# What you should do
Every line that includes the word "text" is to be listed.

# Provided records
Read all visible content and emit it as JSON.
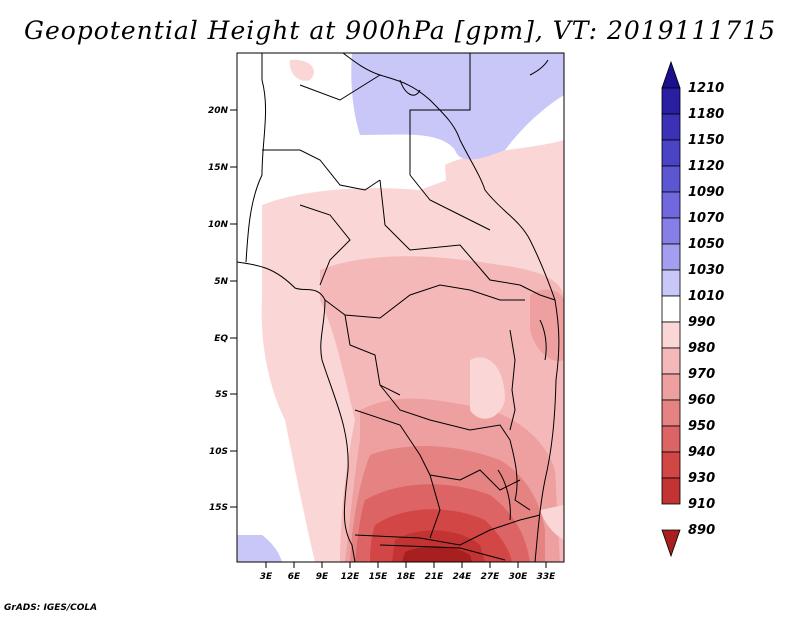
{
  "title": "Geopotential Height at 900hPa [gpm], VT: 2019111715",
  "footer": "GrADS: IGES/COLA",
  "map": {
    "lat_labels": [
      "20N",
      "15N",
      "10N",
      "5N",
      "EQ",
      "5S",
      "10S",
      "15S"
    ],
    "lon_labels": [
      "3E",
      "6E",
      "9E",
      "12E",
      "15E",
      "18E",
      "21E",
      "24E",
      "27E",
      "30E",
      "33E"
    ]
  },
  "colorbar": {
    "levels": [
      "1210",
      "1180",
      "1150",
      "1120",
      "1090",
      "1070",
      "1050",
      "1030",
      "1010",
      "990",
      "980",
      "970",
      "960",
      "950",
      "940",
      "930",
      "910",
      "890"
    ],
    "colors": [
      "#1a0f8c",
      "#2a1ea3",
      "#3a31b6",
      "#4a43c6",
      "#5d56d2",
      "#7268de",
      "#877fe7",
      "#a49ef0",
      "#c9c6f8",
      "#ffffff",
      "#fbd6d6",
      "#f5b8b8",
      "#eea0a0",
      "#e58282",
      "#dc6464",
      "#d24646",
      "#c43333",
      "#a81f1f"
    ]
  }
}
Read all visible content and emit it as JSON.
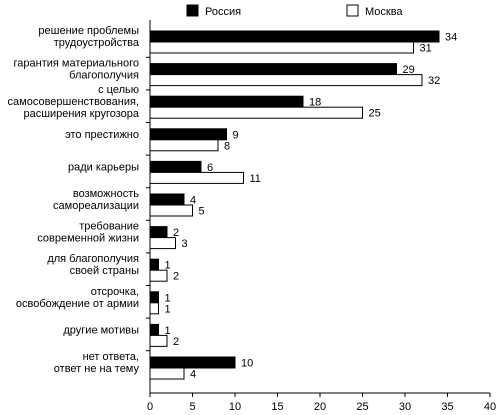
{
  "chart_data": {
    "type": "bar",
    "orientation": "horizontal",
    "categories": [
      [
        "решение проблемы",
        "трудоустройства"
      ],
      [
        "гарантия материального",
        "благополучия"
      ],
      [
        "с целью",
        "самосовершенствования,",
        "расширения кругозора"
      ],
      [
        "это престижно"
      ],
      [
        "ради карьеры"
      ],
      [
        "возможность",
        "самореализации"
      ],
      [
        "требование",
        "современной жизни"
      ],
      [
        "для благополучия",
        "своей страны"
      ],
      [
        "отсрочка,",
        "освобождение от армии"
      ],
      [
        "другие мотивы"
      ],
      [
        "нет ответа,",
        "ответ не на тему"
      ]
    ],
    "series": [
      {
        "name": "Россия",
        "color": "#000000",
        "values": [
          34,
          29,
          18,
          9,
          6,
          4,
          2,
          1,
          1,
          1,
          10
        ]
      },
      {
        "name": "Москва",
        "color": "#ffffff",
        "values": [
          31,
          32,
          25,
          8,
          11,
          5,
          3,
          2,
          1,
          2,
          4
        ]
      }
    ],
    "xlim": [
      0,
      40
    ],
    "xticks": [
      0,
      5,
      10,
      15,
      20,
      25,
      30,
      35,
      40
    ],
    "legend_position": "top",
    "grid": false,
    "title": "",
    "xlabel": "",
    "ylabel": ""
  }
}
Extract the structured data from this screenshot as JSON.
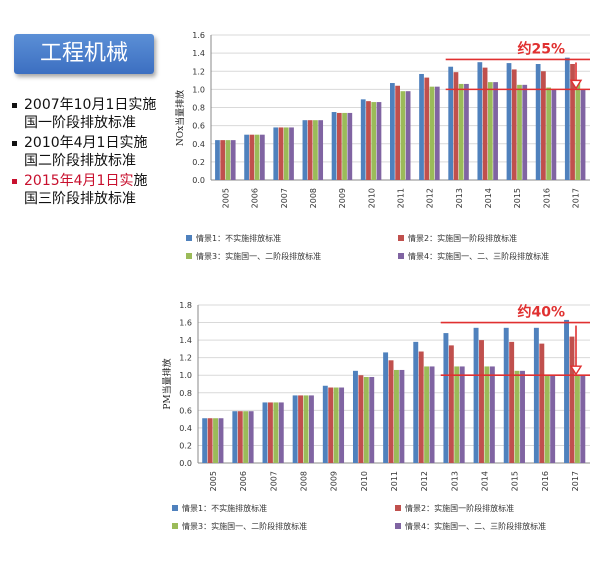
{
  "slide": {
    "title": "工程机械",
    "bullets": [
      {
        "text": "2007年10月1日实施国一阶段排放标准",
        "highlight": ""
      },
      {
        "text": "2010年4月1日实施国二阶段排放标准",
        "highlight": ""
      },
      {
        "text": "施国三阶段排放标准",
        "highlight": "2015年4月1日实"
      }
    ]
  },
  "colors": {
    "s1": "#4f81bd",
    "s2": "#c0504d",
    "s3": "#9bbb59",
    "s4": "#8064a2",
    "annotation": "#e03030"
  },
  "chart_data": [
    {
      "type": "bar",
      "ylabel": "NOx当量排放",
      "ylim": [
        0,
        1.6
      ],
      "yticks": [
        "0.0",
        "0.2",
        "0.4",
        "0.6",
        "0.8",
        "1.0",
        "1.2",
        "1.4",
        "1.6"
      ],
      "categories": [
        "2005",
        "2006",
        "2007",
        "2008",
        "2009",
        "2010",
        "2011",
        "2012",
        "2013",
        "2014",
        "2015",
        "2016",
        "2017"
      ],
      "annotation": "约25%",
      "annotation_range": [
        1.33,
        1.0
      ],
      "legend_position": "bottom",
      "series": [
        {
          "name": "情景1：不实施排放标准",
          "values": [
            0.44,
            0.5,
            0.58,
            0.66,
            0.75,
            0.89,
            1.07,
            1.17,
            1.25,
            1.3,
            1.29,
            1.28,
            1.35
          ]
        },
        {
          "name": "情景2：实施国一阶段排放标准",
          "values": [
            0.44,
            0.5,
            0.58,
            0.66,
            0.74,
            0.87,
            1.04,
            1.13,
            1.19,
            1.24,
            1.22,
            1.2,
            1.28
          ]
        },
        {
          "name": "情景3：实施国一、二阶段排放标准",
          "values": [
            0.44,
            0.5,
            0.58,
            0.66,
            0.74,
            0.86,
            0.98,
            1.03,
            1.06,
            1.08,
            1.05,
            1.02,
            1.07
          ]
        },
        {
          "name": "情景4：实施国一、二、三阶段排放标准",
          "values": [
            0.44,
            0.5,
            0.58,
            0.66,
            0.74,
            0.86,
            0.98,
            1.03,
            1.06,
            1.08,
            1.05,
            1.0,
            1.0
          ]
        }
      ]
    },
    {
      "type": "bar",
      "ylabel": "PM当量排放",
      "ylim": [
        0,
        1.8
      ],
      "yticks": [
        "0.0",
        "0.2",
        "0.4",
        "0.6",
        "0.8",
        "1.0",
        "1.2",
        "1.4",
        "1.6",
        "1.8"
      ],
      "categories": [
        "2005",
        "2006",
        "2007",
        "2008",
        "2009",
        "2010",
        "2011",
        "2012",
        "2013",
        "2014",
        "2015",
        "2016",
        "2017"
      ],
      "annotation": "约40%",
      "annotation_range": [
        1.6,
        1.0
      ],
      "legend_position": "bottom",
      "series": [
        {
          "name": "情景1：不实施排放标准",
          "values": [
            0.51,
            0.59,
            0.69,
            0.77,
            0.88,
            1.05,
            1.26,
            1.38,
            1.48,
            1.54,
            1.54,
            1.54,
            1.63
          ]
        },
        {
          "name": "情景2：实施国一阶段排放标准",
          "values": [
            0.51,
            0.59,
            0.69,
            0.77,
            0.86,
            1.0,
            1.17,
            1.27,
            1.34,
            1.4,
            1.38,
            1.36,
            1.44
          ]
        },
        {
          "name": "情景3：实施国一、二阶段排放标准",
          "values": [
            0.51,
            0.59,
            0.69,
            0.77,
            0.86,
            0.98,
            1.06,
            1.1,
            1.1,
            1.1,
            1.05,
            1.0,
            1.0
          ]
        },
        {
          "name": "情景4：实施国一、二、三阶段排放标准",
          "values": [
            0.51,
            0.59,
            0.69,
            0.77,
            0.86,
            0.98,
            1.06,
            1.1,
            1.1,
            1.1,
            1.05,
            1.0,
            1.0
          ]
        }
      ]
    }
  ]
}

# Result of the task
        "text": "2007年10月1日实施国一阶段排放标准",
        "text": "2010年4月1日实施国二阶段排放标准",
        "text": "施国三阶段排放标准",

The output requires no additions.